→ **EXERCISE REQUIREMENTS**
Provide an exact reproduction of every entry.

→ **Source data**
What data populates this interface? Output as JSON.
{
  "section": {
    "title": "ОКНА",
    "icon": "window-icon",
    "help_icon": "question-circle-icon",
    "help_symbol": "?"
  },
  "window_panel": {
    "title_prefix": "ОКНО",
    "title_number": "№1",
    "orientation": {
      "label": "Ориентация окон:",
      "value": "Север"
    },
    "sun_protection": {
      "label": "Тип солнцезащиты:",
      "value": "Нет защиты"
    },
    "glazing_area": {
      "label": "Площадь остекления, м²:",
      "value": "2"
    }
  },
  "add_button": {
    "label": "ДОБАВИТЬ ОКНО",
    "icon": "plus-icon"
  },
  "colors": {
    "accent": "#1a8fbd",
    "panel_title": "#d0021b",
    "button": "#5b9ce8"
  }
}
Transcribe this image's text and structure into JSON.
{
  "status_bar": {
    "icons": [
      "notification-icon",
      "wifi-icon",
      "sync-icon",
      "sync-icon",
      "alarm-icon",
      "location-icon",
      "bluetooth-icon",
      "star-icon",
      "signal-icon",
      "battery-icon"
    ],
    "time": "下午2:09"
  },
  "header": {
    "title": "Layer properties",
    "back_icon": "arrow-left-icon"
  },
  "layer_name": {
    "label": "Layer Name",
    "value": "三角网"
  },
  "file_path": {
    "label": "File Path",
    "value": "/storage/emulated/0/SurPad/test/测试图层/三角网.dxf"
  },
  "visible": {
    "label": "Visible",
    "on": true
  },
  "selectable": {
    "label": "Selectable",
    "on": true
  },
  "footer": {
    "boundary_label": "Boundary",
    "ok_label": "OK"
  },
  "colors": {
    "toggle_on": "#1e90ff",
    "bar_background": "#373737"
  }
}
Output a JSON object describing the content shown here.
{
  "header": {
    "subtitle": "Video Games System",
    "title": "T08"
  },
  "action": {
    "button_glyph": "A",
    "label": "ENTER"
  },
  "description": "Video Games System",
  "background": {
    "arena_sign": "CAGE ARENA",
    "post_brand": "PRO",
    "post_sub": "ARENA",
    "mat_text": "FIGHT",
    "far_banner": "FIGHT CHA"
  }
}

→ **EXERCISE SOLUTION**
What data populates this interface? Output as JSON.
{
  "section": {
    "title": "ОКНА",
    "icon": "window-icon",
    "help_icon": "question-circle-icon",
    "help_symbol": "?"
  },
  "window_panel": {
    "title_prefix": "ОКНО",
    "title_number": "№1",
    "orientation": {
      "label": "Ориентация окон:",
      "value": "Север"
    },
    "sun_protection": {
      "label": "Тип солнцезащиты:",
      "value": "Нет защиты"
    },
    "glazing_area": {
      "label": "Площадь остекления, м²:",
      "value": "2"
    }
  },
  "add_button": {
    "label": "ДОБАВИТЬ ОКНО",
    "icon": "plus-icon"
  },
  "colors": {
    "accent": "#1a8fbd",
    "panel_title": "#d0021b",
    "button": "#5b9ce8"
  }
}
Transcribe this image's text and structure into JSON.
{
  "status_bar": {
    "icons": [
      "notification-icon",
      "wifi-icon",
      "sync-icon",
      "sync-icon",
      "alarm-icon",
      "location-icon",
      "bluetooth-icon",
      "star-icon",
      "signal-icon",
      "battery-icon"
    ],
    "time": "下午2:09"
  },
  "header": {
    "title": "Layer properties",
    "back_icon": "arrow-left-icon"
  },
  "layer_name": {
    "label": "Layer Name",
    "value": "三角网"
  },
  "file_path": {
    "label": "File Path",
    "value": "/storage/emulated/0/SurPad/test/测试图层/三角网.dxf"
  },
  "visible": {
    "label": "Visible",
    "on": true
  },
  "selectable": {
    "label": "Selectable",
    "on": true
  },
  "footer": {
    "boundary_label": "Boundary",
    "ok_label": "OK"
  },
  "colors": {
    "toggle_on": "#1e90ff",
    "bar_background": "#373737"
  }
}
Output a JSON object describing the content shown here.
{
  "header": {
    "subtitle": "Video Games System",
    "title": "T08"
  },
  "action": {
    "button_glyph": "A",
    "label": "ENTER"
  },
  "description": "Video Games System",
  "background": {
    "arena_sign": "CAGE ARENA",
    "post_brand": "PRO",
    "post_sub": "ARENA",
    "mat_text": "FIGHT",
    "far_banner": "FIGHT CHA"
  }
}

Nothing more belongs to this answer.